◆ **Problem description**
Arrange the rows below, from the first one up to and including the line with "The sine mixer 56 is at (1312, 451).", as a Markdown table with the columns No. and Line. Number each line in order and leave out blank lines.

◆ **Given information**
========================================================================
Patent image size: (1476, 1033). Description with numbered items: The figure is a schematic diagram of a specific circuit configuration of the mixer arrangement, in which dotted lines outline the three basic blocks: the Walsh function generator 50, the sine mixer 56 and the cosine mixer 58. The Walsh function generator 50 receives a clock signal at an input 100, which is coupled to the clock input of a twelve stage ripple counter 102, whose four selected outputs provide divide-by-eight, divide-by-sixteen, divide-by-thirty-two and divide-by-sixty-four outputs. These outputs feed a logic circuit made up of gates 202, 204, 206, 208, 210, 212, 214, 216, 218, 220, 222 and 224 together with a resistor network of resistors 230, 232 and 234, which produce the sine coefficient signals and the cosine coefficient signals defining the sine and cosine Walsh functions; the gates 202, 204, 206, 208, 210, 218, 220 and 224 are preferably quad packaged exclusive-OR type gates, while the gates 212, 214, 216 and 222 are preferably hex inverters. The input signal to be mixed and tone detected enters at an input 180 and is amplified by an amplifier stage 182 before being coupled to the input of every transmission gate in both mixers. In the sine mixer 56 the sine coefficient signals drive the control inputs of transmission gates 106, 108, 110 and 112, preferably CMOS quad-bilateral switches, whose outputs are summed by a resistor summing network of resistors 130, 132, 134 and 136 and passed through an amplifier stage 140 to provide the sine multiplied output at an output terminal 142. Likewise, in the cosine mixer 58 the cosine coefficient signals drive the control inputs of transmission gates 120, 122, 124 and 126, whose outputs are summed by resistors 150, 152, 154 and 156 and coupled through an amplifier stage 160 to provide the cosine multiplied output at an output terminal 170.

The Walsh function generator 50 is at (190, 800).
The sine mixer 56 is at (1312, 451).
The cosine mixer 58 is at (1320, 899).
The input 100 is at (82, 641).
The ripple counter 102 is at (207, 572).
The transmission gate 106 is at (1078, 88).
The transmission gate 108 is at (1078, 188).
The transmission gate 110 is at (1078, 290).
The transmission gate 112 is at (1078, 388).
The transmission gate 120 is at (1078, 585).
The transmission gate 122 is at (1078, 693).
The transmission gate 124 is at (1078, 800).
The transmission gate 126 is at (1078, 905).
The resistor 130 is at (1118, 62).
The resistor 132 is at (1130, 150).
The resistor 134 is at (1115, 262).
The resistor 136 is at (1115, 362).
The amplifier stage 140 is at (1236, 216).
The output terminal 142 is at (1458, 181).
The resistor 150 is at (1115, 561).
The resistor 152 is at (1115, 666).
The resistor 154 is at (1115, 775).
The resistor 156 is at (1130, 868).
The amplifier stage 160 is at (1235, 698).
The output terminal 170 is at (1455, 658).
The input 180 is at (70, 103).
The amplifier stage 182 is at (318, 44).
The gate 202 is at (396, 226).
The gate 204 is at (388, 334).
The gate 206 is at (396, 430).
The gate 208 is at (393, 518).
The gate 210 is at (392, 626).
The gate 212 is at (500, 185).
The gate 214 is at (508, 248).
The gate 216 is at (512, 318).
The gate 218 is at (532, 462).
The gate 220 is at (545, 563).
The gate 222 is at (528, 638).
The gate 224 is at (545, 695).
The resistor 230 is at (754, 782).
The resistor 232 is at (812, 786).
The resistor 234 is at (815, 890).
========================================================================
◆ **Response for this exercise**
| No. | Line |
|---|---|
| 1 | Patent image size: (1476, 1033). Description with numbered items: The figure is a schematic diagram of a specific circuit configuration of the mixer arrangement, in which dotted lines outline the three basic blocks: the Walsh function generator 50, the sine mixer 56 and the cosine mixer 58. The Walsh function generator 50 receives a clock signal at an input 100, which is coupled to the clock input of a twelve stage ripple counter 102, whose four selected outputs provide divide-by-eight, divide-by-sixteen, divide-by-thirty-two and divide-by-sixty-four outputs. These outputs feed a logic circuit made up of gates 202, 204, 206, 208, 210, 212, 214, 216, 218, 220, 222 and 224 together with a resistor network of resistors 230, 232 and 234, which produce the sine coefficient signals and the cosine coefficient signals defining the sine and cosine Walsh functions; the gates 202, 204, 206, 208, 210, 218, 220 and 224 are preferably quad packaged exclusive-OR type gates, while the gates 212, 214, 216 and 222 are preferably hex inverters. The input signal to be mixed and tone detected enters at an input 180 and is amplified by an amplifier stage 182 before being coupled to the input of every transmission gate in both mixers. In the sine mixer 56 the sine coefficient signals drive the control inputs of transmission gates 106, 108, 110 and 112, preferably CMOS quad-bilateral switches, whose outputs are summed by a resistor summing network of resistors 130, 132, 134 and 136 and passed through an amplifier stage 140 to provide the sine multiplied output at an output terminal 142. Likewise, in the cosine mixer 58 the cosine coefficient signals drive the control inputs of transmission gates 120, 122, 124 and 126, whose outputs are summed by resistors 150, 152, 154 and 156 and coupled through an amplifier stage 160 to provide the cosine multiplied output at an output terminal 170. |
| 2 | The Walsh function generator 50 is at (190, 800). |
| 3 | The sine mixer 56 is at (1312, 451). |